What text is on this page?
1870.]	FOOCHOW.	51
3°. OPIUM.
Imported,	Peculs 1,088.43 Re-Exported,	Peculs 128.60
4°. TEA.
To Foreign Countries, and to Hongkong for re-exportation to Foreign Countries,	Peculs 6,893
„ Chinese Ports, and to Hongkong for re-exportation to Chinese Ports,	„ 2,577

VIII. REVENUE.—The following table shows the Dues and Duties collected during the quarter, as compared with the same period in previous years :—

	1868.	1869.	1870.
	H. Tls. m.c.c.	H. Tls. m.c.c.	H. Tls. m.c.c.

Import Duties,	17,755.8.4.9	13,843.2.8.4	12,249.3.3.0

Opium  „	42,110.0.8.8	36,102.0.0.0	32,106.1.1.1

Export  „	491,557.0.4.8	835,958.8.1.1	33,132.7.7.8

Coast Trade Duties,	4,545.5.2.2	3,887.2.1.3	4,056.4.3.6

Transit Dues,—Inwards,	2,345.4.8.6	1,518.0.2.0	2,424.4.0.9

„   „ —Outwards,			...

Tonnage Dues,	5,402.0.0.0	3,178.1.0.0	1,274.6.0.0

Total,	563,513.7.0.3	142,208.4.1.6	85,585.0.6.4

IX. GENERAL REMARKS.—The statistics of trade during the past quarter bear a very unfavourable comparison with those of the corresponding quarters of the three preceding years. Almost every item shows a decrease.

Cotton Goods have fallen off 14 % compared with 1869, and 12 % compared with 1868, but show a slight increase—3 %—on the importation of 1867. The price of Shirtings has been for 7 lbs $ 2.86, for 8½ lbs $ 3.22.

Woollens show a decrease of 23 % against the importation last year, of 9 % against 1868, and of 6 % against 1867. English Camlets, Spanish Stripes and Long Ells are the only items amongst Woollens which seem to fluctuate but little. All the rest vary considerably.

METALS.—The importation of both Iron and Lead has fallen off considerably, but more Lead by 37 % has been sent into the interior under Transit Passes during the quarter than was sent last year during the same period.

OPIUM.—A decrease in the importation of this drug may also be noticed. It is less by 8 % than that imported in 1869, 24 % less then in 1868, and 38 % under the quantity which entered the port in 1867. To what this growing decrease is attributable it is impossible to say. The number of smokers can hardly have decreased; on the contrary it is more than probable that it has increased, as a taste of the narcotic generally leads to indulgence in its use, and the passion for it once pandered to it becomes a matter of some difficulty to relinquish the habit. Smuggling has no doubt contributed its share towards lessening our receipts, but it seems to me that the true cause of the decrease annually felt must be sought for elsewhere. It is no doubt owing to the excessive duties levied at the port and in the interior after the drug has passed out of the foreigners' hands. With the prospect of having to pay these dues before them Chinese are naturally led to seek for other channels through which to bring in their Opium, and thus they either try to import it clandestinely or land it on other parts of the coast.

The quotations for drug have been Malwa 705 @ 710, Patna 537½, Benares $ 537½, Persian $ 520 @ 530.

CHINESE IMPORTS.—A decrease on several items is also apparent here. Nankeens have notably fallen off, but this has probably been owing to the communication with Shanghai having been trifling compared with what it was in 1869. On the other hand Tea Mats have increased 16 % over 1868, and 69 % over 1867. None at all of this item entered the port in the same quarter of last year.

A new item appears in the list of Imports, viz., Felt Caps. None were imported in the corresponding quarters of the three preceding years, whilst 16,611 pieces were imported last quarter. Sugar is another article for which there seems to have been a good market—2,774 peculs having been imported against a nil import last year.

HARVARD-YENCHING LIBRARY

WHAT IS BEING ASKED: Show the lines that mention the word "years".

COMPLETE RESPONSE:
VIII. REVENUE.—The following table shows the Dues and Duties collected during the quarter, as compared with the same period in previous years :—
IX. GENERAL REMARKS.—The statistics of trade during the past quarter bear a very unfavourable comparison with those of the corresponding quarters of the three preceding years. Almost every item shows a decrease.
A new item appears in the list of Imports, viz., Felt Caps. None were imported in the corresponding quarters of the three preceding years, whilst 16,611 pieces were imported last quarter. Sugar is another article for which there seems to have been a good market—2,774 peculs having been imported against a nil import last year.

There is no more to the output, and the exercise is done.